▸ Trecho:
ICMS - IMPORTAÇÃO POR ALAGOAS

                      JFL  S/C  Consultoria  e Assessoria  Jurídica                   

 

GOVERNO DE ALAGOAS

PROCURADORIA GERAL DO ESTADO

  

PORTARIA NORMATIVA PGE N° 01, DE 07 DE MAIO DE 2004.

 

Dispõe sobre os procedimentos a serem adotados no âmbito da Procuradoria Geral do Estado, para certificação de liquidez de dívida pública do Estado de Alagoas decorrente de decisão judicial alimentar, contratual ou precatório judiciário, pendente de pagamento.

 

                                               O PROCURADOR GERAL DO ESTADO DE ALAGOAS, no uso de suas atribuições, tendo em vista o disposto no art. 2° do Decreto n° 1.819; de 06/04/04, resolve editar as seguintes normas procedimentais a serem observadas para a certificação dos créditos a que se refere a Lei n°`6.410, de 24/10/03;

 

Art. 1° - É parte legítima para pleitear a certificação de liquidez da dívida pública o credor, pessoalmente ou através de procurador regularmente constituído nos autos do Processo Judicial em que haja sido reconhecido o crédito de que é titular, sempre firmado em conjunto com a empresa interessada na aquisição desse crédito, aqui denominada promitente cessionária.

 

Art. 2° - O pedido de certificação de liquidez da dívida pública deve ser formalizado na Procuradoria Geral do Estado em requerimento de seu credor ou procurador, firmado em conjunto com a empresa promitente cessionária, indicando os respectivos endereços e instruindo com as seguintes peças:

 

I – cópias da petição inicial, sentença e acórdão;

 

II – certidão de trânsito em julgado decorrente da dívida pública alimentar ou contratual; ou,

 

III – certidão de órgão do Poder Judiciário de que o crédito é proveniente de precatório e informando:

 

a)     a data da pendência de pagamento anterior a 13/09/00; ou,

b)     certidão de que houve extração de precatório decorrente de ações judiciais ajuizadas até 31/12/99;

 

IV – planilha e sua respectiva memória de cálculos, devidamente acompanhada de fita magnética de funcionamento em programa excel ou que disponibilize outro programa de cálculos;

 

V – documento de identificação do credor;

 

VI - documento de identificação da empresa promitente cessionária; e,

 

 

 

 

VII – instrumento em que conste:

 

a)     expressamente, a cessão do crédito ou promessa de cessão do crédito em sua integralidade pelo titular à empresa cessionária ou promitente cessionária, conforme o caso; e,

b)     declaração expressa de que o crédito destinar-se-á única e exclusivamente aos fins previstos na Lei n° 6.410/2003.

▸ Linhas extraídas:

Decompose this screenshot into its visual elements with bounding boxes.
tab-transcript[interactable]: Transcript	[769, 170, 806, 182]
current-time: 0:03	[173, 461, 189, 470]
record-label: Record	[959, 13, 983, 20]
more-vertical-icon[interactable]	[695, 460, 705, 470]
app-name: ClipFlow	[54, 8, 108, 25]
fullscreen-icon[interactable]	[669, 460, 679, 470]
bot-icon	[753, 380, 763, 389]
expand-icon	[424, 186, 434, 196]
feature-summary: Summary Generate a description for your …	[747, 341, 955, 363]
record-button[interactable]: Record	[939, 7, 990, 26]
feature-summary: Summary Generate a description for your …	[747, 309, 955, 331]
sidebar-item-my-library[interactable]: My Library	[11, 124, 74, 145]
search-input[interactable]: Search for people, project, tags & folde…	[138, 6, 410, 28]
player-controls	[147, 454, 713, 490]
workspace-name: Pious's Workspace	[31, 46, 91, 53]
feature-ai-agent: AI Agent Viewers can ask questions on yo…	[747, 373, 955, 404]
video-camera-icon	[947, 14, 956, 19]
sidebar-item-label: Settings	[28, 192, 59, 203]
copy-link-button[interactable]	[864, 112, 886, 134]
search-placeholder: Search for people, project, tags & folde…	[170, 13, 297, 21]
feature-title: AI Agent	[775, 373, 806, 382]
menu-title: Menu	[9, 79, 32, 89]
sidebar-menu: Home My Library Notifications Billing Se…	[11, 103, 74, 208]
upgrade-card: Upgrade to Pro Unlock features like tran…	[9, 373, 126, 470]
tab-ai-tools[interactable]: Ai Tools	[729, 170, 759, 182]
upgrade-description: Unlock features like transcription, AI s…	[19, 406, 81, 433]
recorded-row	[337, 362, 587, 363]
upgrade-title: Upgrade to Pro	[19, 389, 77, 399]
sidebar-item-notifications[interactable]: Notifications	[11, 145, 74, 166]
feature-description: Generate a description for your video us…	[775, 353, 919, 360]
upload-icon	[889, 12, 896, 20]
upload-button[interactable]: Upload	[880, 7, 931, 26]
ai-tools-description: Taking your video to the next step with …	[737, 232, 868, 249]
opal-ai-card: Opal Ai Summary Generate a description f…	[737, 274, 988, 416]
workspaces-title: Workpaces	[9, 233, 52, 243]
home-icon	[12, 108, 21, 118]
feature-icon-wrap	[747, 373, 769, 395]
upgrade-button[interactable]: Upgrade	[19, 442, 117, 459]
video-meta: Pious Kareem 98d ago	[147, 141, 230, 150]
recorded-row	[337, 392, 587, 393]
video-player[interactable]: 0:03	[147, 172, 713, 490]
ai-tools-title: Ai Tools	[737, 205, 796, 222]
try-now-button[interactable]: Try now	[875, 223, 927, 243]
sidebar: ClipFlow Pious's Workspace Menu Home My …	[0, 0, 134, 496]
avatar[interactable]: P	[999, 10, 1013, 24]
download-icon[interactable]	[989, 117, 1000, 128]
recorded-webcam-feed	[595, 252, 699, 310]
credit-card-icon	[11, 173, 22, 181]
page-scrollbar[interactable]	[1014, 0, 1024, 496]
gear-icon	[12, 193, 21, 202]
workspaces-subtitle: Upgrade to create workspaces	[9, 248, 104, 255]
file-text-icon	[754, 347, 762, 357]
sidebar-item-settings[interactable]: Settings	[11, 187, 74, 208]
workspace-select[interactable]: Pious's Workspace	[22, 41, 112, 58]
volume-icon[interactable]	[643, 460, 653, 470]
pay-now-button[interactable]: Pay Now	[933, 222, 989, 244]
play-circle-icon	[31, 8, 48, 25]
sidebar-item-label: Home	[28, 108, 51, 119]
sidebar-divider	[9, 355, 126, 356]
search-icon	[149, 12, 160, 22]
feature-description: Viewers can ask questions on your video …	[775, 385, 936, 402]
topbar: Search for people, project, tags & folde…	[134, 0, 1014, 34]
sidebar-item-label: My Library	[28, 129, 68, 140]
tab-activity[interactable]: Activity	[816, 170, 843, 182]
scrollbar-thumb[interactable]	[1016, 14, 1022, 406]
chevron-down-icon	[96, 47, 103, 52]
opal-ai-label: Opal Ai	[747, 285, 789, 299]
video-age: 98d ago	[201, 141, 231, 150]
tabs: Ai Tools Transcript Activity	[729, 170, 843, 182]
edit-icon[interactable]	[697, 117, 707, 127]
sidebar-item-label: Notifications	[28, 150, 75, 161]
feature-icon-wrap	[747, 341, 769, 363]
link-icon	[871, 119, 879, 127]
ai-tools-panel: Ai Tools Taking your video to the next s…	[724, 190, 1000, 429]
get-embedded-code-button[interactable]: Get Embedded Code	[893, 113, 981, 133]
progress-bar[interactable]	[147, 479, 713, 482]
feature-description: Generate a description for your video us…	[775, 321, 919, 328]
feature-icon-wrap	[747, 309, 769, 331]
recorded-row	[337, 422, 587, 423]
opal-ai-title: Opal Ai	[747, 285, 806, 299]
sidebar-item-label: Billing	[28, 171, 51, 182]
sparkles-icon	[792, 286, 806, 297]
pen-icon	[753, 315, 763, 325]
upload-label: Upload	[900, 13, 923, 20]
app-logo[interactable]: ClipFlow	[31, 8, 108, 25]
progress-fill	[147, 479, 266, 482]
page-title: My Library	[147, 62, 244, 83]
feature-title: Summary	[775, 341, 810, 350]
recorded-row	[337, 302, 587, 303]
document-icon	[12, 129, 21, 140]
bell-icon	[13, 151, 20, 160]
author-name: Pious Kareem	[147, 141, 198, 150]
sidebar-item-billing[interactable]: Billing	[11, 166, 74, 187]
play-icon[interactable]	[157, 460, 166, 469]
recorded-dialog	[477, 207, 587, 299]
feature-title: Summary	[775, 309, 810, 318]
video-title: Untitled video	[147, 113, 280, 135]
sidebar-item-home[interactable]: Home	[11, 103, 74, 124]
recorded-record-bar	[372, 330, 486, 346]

▸ Tarefa:
Reproduza a passagem da portaria que começa nas palavras "Art. 1° - É" e vai até "denominada promitente cessionária.", inclusive, trocando "pessoalmente" por "diretamente".

▸ Resposta:
Art. 1° - É parte legítima para pleitear a certificação de liquidez da dívida pública o credor, diretamente ou através de procurador regularmente constituído nos autos do Processo Judicial em que haja sido reconhecido o crédito de que é titular, sempre firmado em conjunto com a empresa interessada na aquisição desse crédito, aqui denominada promitente cessionária.